BRIEF: Go through the material and tally the lines containing the string "History". Give the total alone.

========================================

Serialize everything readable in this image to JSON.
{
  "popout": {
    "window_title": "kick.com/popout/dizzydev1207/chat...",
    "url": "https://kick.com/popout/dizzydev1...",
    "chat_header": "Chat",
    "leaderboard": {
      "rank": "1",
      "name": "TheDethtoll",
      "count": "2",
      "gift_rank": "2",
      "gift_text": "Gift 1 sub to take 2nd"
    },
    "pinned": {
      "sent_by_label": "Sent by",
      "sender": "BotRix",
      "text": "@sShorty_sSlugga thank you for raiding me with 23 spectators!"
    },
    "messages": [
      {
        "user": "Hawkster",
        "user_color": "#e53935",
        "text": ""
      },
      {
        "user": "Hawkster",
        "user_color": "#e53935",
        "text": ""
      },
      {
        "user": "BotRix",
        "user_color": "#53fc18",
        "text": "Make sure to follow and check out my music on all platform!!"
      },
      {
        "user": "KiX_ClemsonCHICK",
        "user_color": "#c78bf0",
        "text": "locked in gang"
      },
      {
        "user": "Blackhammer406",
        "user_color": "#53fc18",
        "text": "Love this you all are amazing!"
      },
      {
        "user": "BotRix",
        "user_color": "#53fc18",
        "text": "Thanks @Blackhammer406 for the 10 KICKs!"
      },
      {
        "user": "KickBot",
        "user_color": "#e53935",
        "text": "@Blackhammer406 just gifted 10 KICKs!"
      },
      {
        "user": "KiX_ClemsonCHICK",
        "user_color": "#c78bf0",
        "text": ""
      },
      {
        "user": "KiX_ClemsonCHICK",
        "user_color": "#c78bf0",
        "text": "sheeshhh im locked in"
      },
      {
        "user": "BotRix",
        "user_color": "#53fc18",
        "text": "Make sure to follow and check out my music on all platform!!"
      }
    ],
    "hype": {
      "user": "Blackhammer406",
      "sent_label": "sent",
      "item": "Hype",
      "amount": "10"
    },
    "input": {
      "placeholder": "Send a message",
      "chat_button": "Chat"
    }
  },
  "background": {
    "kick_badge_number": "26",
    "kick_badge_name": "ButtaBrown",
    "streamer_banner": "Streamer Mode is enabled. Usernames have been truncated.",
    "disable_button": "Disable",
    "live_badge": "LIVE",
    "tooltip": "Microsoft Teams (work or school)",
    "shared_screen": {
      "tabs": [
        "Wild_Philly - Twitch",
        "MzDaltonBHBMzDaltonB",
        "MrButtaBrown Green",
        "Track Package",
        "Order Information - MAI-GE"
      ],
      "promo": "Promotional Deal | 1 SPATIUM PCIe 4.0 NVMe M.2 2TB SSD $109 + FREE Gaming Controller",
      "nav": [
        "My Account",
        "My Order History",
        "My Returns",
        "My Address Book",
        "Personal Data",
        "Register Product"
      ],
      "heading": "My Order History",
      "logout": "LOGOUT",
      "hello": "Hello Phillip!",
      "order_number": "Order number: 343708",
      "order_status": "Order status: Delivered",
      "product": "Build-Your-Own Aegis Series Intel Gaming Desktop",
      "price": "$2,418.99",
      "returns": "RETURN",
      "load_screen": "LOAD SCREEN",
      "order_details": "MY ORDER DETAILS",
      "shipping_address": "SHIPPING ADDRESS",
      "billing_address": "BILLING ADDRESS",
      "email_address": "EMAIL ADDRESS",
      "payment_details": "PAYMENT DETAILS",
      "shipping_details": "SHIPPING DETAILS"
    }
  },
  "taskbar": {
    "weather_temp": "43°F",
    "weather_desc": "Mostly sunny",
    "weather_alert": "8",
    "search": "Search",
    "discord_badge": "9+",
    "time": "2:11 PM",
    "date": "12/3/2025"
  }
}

========================================

OUTPUT: 2